**文本段落**

┌──

Node A[N<<2],D[N<<2];

void pushup(Node*t,int id)
{
    t[id].sum=t[lid].sum+t[rid].sum;
    t[id].sumL=t[lid].sumL+t[rid].sumL+t[rid].sum*t[lid].length(); //大三角形=左儿子三角形+右儿子三角形+平行四边形
    t[id].sumR=t[lid].sumR+t[rid].sumR+t[lid].sum*t[rid].length();
}

void pushdown(Node*t,int id)
{
    if(t[id].lazy)
    {
        t[lid].maintain(t[id].lazy);
        t[rid].maintain(t[id].lazy);
        t[id].lazy=0;
    }
}

void build(Node*t,int id,int L,int R)
{
    t[id].l=L,t[id].r=R;
    t[id].sum=t[id].sumL=t[id].sumR=t[id].lazy=0;
    if(L==R)return;
    int mid=t[id].mid();
    build(t,lid,L,mid);
    build(t,rid,mid+1,R);
    pushup(t,id);
}

void update(Node*t,int id,int L,int R,int v)
{
    int l=t[id].l,r=t[id].r;
    if(L<=l&&r<=R)
    {
        t[id].maintain(v);
        return;
    }
    pushdown(t,id);
    int mid=t[id].mid();
    if(L<=mid)update(t,lid,L,R,v);
    if(R>mid)update(t,rid,L,R,v);
    pushup(t,id);
}

ll query(Node*t,int id,int L,int R)
{
    int l=t[id].l,r=t[id].r;
    if(L<=l&&r<=R) return t[id].sum;
    pushdown(t,id);
    int mid=t[id].mid();
    ll res=0;
    if(L<=mid)res+=query(t,lid,L,R);
    if(R>mid)res+=query(t,rid,L,R);
    pushup(t,id);
    return res;
}

ll queryLeft(Node*t,int id,int L,int R)

└──

**练习题目**
请返回上方代码中以“void pushdown(Node*t,int id)”开始、以“build(Node*t,int id,int L,int R)”结束的部分，内容一字不改。

**元素框标注**
┌──

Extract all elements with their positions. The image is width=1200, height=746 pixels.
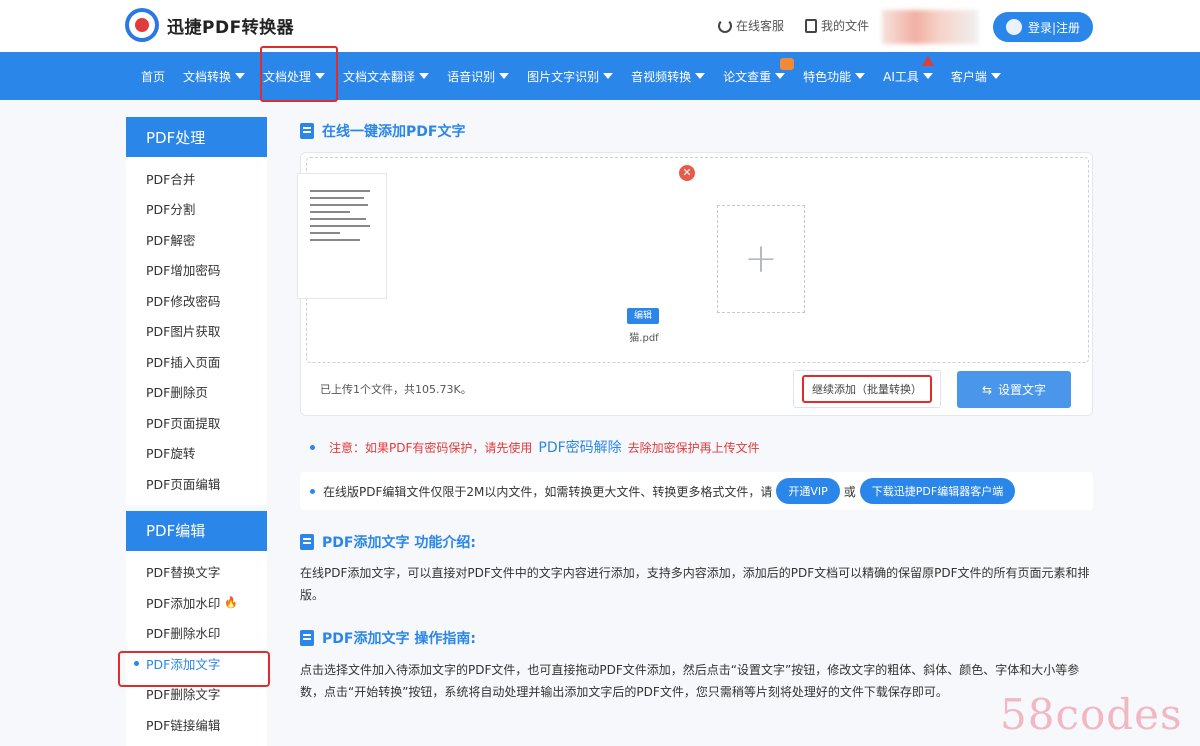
nav-doc-convert[interactable]: 文档转换 [174,68,254,85]
guide-icon [300,630,314,646]
guide-text: 点击选择文件加入待添加文字的PDF文件，也可直接拖动PDF文件添加，然后点击“设… [300,663,1080,699]
sidebar-item-image-extract[interactable]: PDF图片获取 [126,316,267,347]
login-button[interactable]: 登录|注册 [993,12,1093,42]
sidebar-group-list: PDF替换文字 PDF添加水印 🔥 PDF删除水印 PDF添加文字 PDF删除文字… [126,550,267,746]
nav-ai-tools[interactable]: AI工具 [874,55,942,85]
file-name: 猫.pdf [629,333,659,344]
nav-highlight-box [260,46,338,102]
my-files-link[interactable]: 我的文件 [805,17,869,34]
chevron-down-icon [603,73,614,79]
download-client-button[interactable]: 下载迅捷PDF编辑器客户端 [859,478,1016,504]
file-thumbnail[interactable] [297,173,387,299]
nav-doc-translate[interactable]: 文档文本翻译 [334,68,438,85]
file-icon [805,18,817,33]
logo-text: 迅捷PDF转换器 [167,17,295,38]
nav-av-convert[interactable]: 音视频转换 [622,68,714,85]
chevron-down-icon [235,73,246,79]
nav-features[interactable]: 特色功能 [794,68,874,85]
nav-home[interactable]: 首页 [132,68,174,85]
watermark: 58codes [1000,690,1183,739]
intro-text: 在线PDF添加文字，可以直接对PDF文件中的文字内容进行添加，支持多内容添加，添… [300,566,1090,602]
hot-badge-icon [780,57,795,70]
page-title: 在线一键添加PDF文字 [300,121,465,141]
logo-icon [125,8,159,42]
sidebar-group-title: PDF编辑 [126,510,267,551]
sidebar-item-remove-watermark[interactable]: PDF删除水印 [126,618,267,649]
set-text-button[interactable]: ⇆ 设置文字 [957,371,1071,408]
drop-zone[interactable] [306,157,1089,363]
settings-icon: ⇆ [981,382,993,397]
document-icon [300,123,314,139]
top-header: 迅捷PDF转换器 在线客服 我的文件 登录|注册 [0,0,1200,52]
continue-add-button[interactable]: 继续添加（批量转换） [793,370,941,408]
sidebar-item-rotate[interactable]: PDF旋转 [126,438,267,469]
bullet-icon [310,488,315,494]
sidebar-group-list: PDF合并 PDF分割 PDF解密 PDF增加密码 PDF修改密码 PDF图片获… [126,157,267,505]
bullet-icon [310,444,315,450]
sidebar-item-merge[interactable]: PDF合并 [126,163,267,194]
add-file-button[interactable]: + [717,205,805,313]
chevron-down-icon [499,73,510,79]
sidebar-item-delete-page[interactable]: PDF删除页 [126,377,267,408]
nav-ocr[interactable]: 图片文字识别 [518,68,622,85]
upload-info: 已上传1个文件，共105.73K。 [320,383,472,396]
sidebar-group-title: PDF处理 [126,117,267,157]
sidebar-highlight-box [118,651,270,687]
sidebar-item-split[interactable]: PDF分割 [126,194,267,225]
chevron-down-icon [419,73,430,79]
pdf-unlock-link[interactable]: PDF密码解除 [538,437,621,457]
chevron-down-icon [922,73,933,79]
fire-icon: 🔥 [224,595,239,609]
chevron-down-icon [990,73,1001,79]
intro-title: PDF添加文字 功能介绍: [300,532,476,552]
sidebar-item-insert-page[interactable]: PDF插入页面 [126,346,267,377]
info-icon [300,534,314,550]
logo[interactable]: 迅捷PDF转换器 [125,8,294,42]
nav-speech[interactable]: 语音识别 [438,68,518,85]
sidebar-item-link-edit[interactable]: PDF链接编辑 [126,709,267,740]
password-notice: 注意：如果PDF有密码保护，请先使用 PDF密码解除 去除加密保护再上传文件 [310,437,760,457]
sidebar-item-page-edit[interactable]: PDF页面编辑 [126,468,267,499]
chevron-down-icon [695,73,706,79]
main-nav: 首页 文档转换 文档处理 文档文本翻译 语音识别 图片文字识别 音视频转换 论文… [0,52,1200,100]
chevron-down-icon [775,73,786,79]
sidebar-item-change-password[interactable]: PDF修改密码 [126,285,267,316]
new-badge-icon [921,55,934,66]
sidebar-item-add-password[interactable]: PDF增加密码 [126,255,267,286]
online-service-link[interactable]: 在线客服 [718,17,784,34]
open-vip-button[interactable]: 开通VIP [776,478,840,504]
size-limit-row: 在线版PDF编辑文件仅限于2M以内文件，如需转换更大文件、转换更多格式文件，请 … [300,472,1093,510]
nav-client[interactable]: 客户端 [942,68,1010,85]
remove-file-icon[interactable]: ✕ [679,165,695,181]
guide-title: PDF添加文字 操作指南: [300,628,476,648]
sidebar-item-replace-text[interactable]: PDF替换文字 [126,557,267,588]
headset-icon [718,18,732,33]
sidebar-item-decrypt[interactable]: PDF解密 [126,224,267,255]
user-icon [1005,19,1022,35]
edit-file-button[interactable]: 编辑 [627,308,659,324]
sidebar-item-page-extract[interactable]: PDF页面提取 [126,407,267,438]
sidebar-item-add-watermark[interactable]: PDF添加水印 🔥 [126,587,267,618]
blurred-banner [882,10,978,44]
chevron-down-icon [855,73,866,79]
nav-paper-check[interactable]: 论文查重 [714,57,795,85]
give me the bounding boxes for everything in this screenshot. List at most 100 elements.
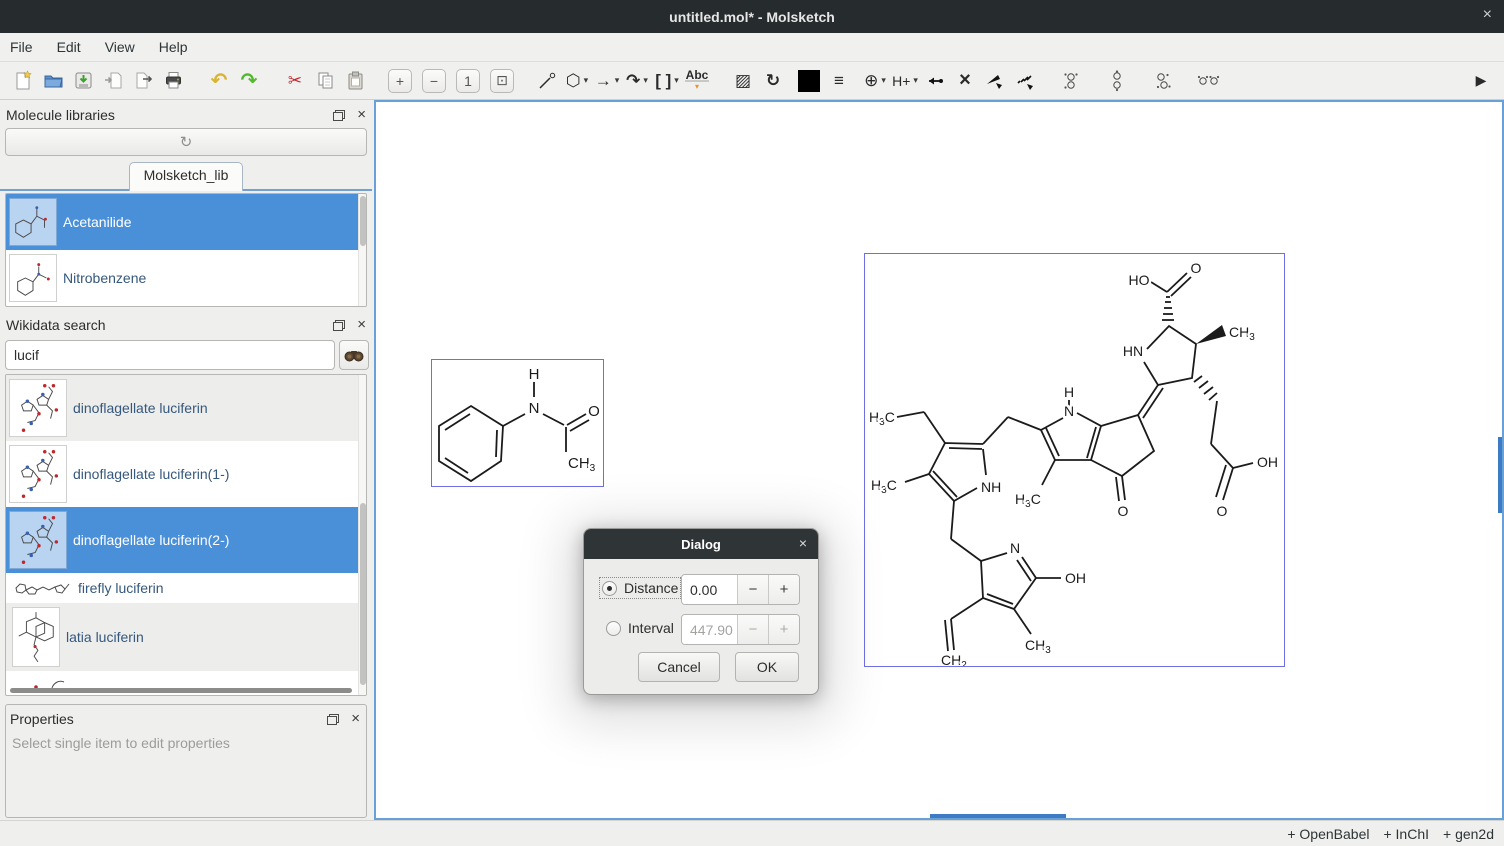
atom-label: N (1010, 540, 1020, 556)
result-dinoflagellate-luciferin[interactable]: dinoflagellate luciferin (6, 375, 366, 441)
distance-radio[interactable] (602, 581, 617, 596)
canvas-horizontal-scrollbar[interactable] (930, 814, 1066, 818)
chevron-down-icon[interactable]: ▾ (881, 75, 886, 86)
toolbar-overflow-button[interactable]: ▶ (1466, 66, 1496, 96)
zoom-in-button[interactable]: + (388, 69, 412, 93)
menu-file[interactable]: File (10, 39, 33, 55)
molecule-acetanilide[interactable]: H N O CH3 (431, 359, 604, 487)
zoom-fit-button[interactable]: ⊡ (490, 69, 514, 93)
line-width-button[interactable]: ≡ (824, 66, 854, 96)
close-panel-icon[interactable]: × (351, 713, 360, 725)
distance-decrement-button[interactable]: − (737, 575, 768, 604)
chain-tool-1[interactable] (1056, 66, 1086, 96)
molecule-chain-icon (1153, 70, 1173, 92)
chain-tool-3[interactable] (1148, 66, 1178, 96)
chevron-down-icon[interactable]: ▾ (615, 75, 620, 86)
dialog-title-bar[interactable]: Dialog × (584, 529, 818, 559)
draw-bond-tool[interactable] (532, 66, 562, 96)
redo-button[interactable]: ↷ (234, 66, 264, 96)
wikidata-list-scrollbar[interactable] (358, 375, 366, 695)
redo-icon: ↷ (241, 68, 258, 93)
ok-button[interactable]: OK (735, 652, 799, 682)
paste-button[interactable] (340, 66, 370, 96)
text-tool[interactable]: Abc▾ (682, 66, 712, 96)
molecule-thumbnail (12, 579, 72, 597)
result-firefly-luciferin[interactable]: firefly luciferin (6, 573, 366, 603)
result-dinoflagellate-luciferin-1[interactable]: dinoflagellate luciferin(1-) (6, 441, 366, 507)
float-panel-icon[interactable] (333, 320, 345, 331)
status-bar: + OpenBabel + InChI + gen2d (0, 820, 1504, 846)
wikidata-horizontal-scrollbar[interactable] (10, 688, 352, 693)
library-item-acetanilide[interactable]: Acetanilide (6, 194, 366, 250)
atom-label: O (1217, 503, 1228, 519)
interval-radio-group[interactable]: Interval (606, 620, 674, 636)
distance-value[interactable]: 0.00 (682, 575, 737, 604)
dialog-close-icon[interactable]: × (799, 535, 807, 551)
library-list-scrollbar[interactable] (358, 194, 366, 306)
result-latia-luciferin[interactable]: latia luciferin (6, 603, 366, 671)
cancel-button[interactable]: Cancel (638, 652, 720, 682)
menu-help[interactable]: Help (159, 39, 188, 55)
chain-tool-2[interactable] (1102, 66, 1132, 96)
hash-bond-icon (1015, 70, 1036, 91)
delete-tool[interactable]: × (950, 66, 980, 96)
area-select-tool[interactable]: ▨ (728, 66, 758, 96)
distance-increment-button[interactable]: + (768, 575, 799, 604)
hydrogen-tool[interactable]: H+▾ (890, 66, 920, 96)
save-button[interactable] (68, 66, 98, 96)
zoom-out-button[interactable]: − (422, 69, 446, 93)
interval-value[interactable]: 447.90 (682, 615, 737, 644)
interval-radio[interactable] (606, 621, 621, 636)
zoom-original-button[interactable]: 1 (456, 69, 480, 93)
chevron-down-icon[interactable]: ▾ (674, 75, 679, 86)
interval-increment-button[interactable]: + (768, 615, 799, 644)
library-item-nitrobenzene[interactable]: Nitrobenzene (6, 250, 366, 306)
canvas-vertical-scrollbar[interactable] (1498, 437, 1502, 513)
rotate-tool[interactable]: ↻ (758, 66, 788, 96)
distance-radio-group[interactable]: Distance (602, 580, 678, 596)
chevron-down-icon[interactable]: ▾ (913, 75, 918, 86)
float-panel-icon[interactable] (333, 110, 345, 121)
atom-label: H (1064, 384, 1074, 400)
print-button[interactable] (158, 66, 188, 96)
mechanism-arrow-tool[interactable]: ↷▾ (622, 66, 652, 96)
export-button[interactable] (128, 66, 158, 96)
color-swatch-button[interactable] (794, 66, 824, 96)
charge-tool[interactable]: ⊕▾ (860, 66, 890, 96)
connect-hydrogen-tool[interactable] (920, 66, 950, 96)
copy-button[interactable] (310, 66, 340, 96)
close-panel-icon[interactable]: × (357, 109, 366, 121)
wikidata-search-button[interactable] (339, 340, 369, 370)
main-toolbar: ↶ ↷ ✂ + − 1 ⊡ ⬡▾ →▾ ↷▾ [ ]▾ Abc▾ ▨ ↻ ≡ ⊕… (0, 62, 1504, 100)
hash-bond-tool[interactable] (1010, 66, 1040, 96)
import-button[interactable] (98, 66, 128, 96)
atom-label: O (1118, 503, 1129, 519)
wedge-bond-tool[interactable] (980, 66, 1010, 96)
result-dinoflagellate-luciferin-2[interactable]: dinoflagellate luciferin(2-) (6, 507, 366, 573)
wikidata-search-input[interactable]: lucif (5, 340, 335, 370)
chain-tool-4[interactable] (1194, 66, 1224, 96)
molecule-dinoflagellate-luciferin[interactable]: HO O CH3 HN H N H3C H3C NH H3C O OH O OH… (864, 253, 1285, 667)
atom-label: H (529, 366, 540, 383)
reaction-arrow-tool[interactable]: →▾ (592, 66, 622, 96)
menu-edit[interactable]: Edit (57, 39, 81, 55)
interval-decrement-button[interactable]: − (737, 615, 768, 644)
cut-button[interactable]: ✂ (280, 66, 310, 96)
drawing-canvas[interactable]: H N O CH3 (374, 100, 1504, 820)
tab-molsketch-lib[interactable]: Molsketch_lib (129, 162, 244, 191)
undo-button[interactable]: ↶ (204, 66, 234, 96)
interval-label: Interval (628, 620, 674, 636)
overflow-arrow-icon: ▶ (1476, 72, 1487, 89)
brackets-tool[interactable]: [ ]▾ (652, 66, 682, 96)
atom-label: O (1191, 260, 1202, 276)
new-file-button[interactable] (8, 66, 38, 96)
float-panel-icon[interactable] (327, 714, 339, 725)
close-panel-icon[interactable]: × (357, 319, 366, 331)
window-close-icon[interactable]: × (1483, 7, 1492, 23)
open-file-button[interactable] (38, 66, 68, 96)
refresh-libraries-button[interactable]: ↻ (5, 128, 367, 156)
chevron-down-icon[interactable]: ▾ (643, 75, 648, 86)
chevron-down-icon[interactable]: ▾ (584, 75, 589, 86)
ring-tool[interactable]: ⬡▾ (562, 66, 592, 96)
menu-view[interactable]: View (105, 39, 135, 55)
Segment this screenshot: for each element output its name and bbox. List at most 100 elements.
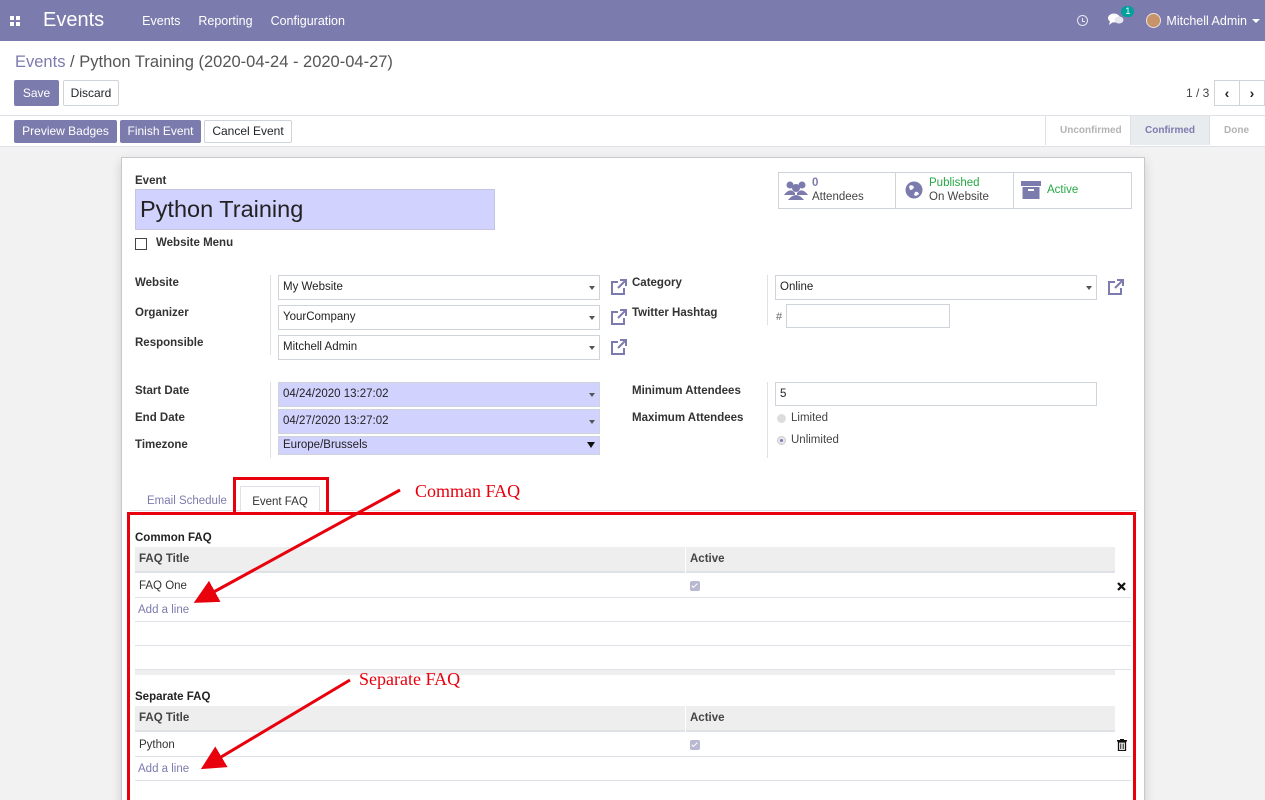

└──

**练习结果**
void pushdown(Node*t,int id)
{
    if(t[id].lazy)
    {
        t[lid].maintain(t[id].lazy);
        t[rid].maintain(t[id].lazy);
        t[id].lazy=0;
    }
}

void build(Node*t,int id,int L,int R)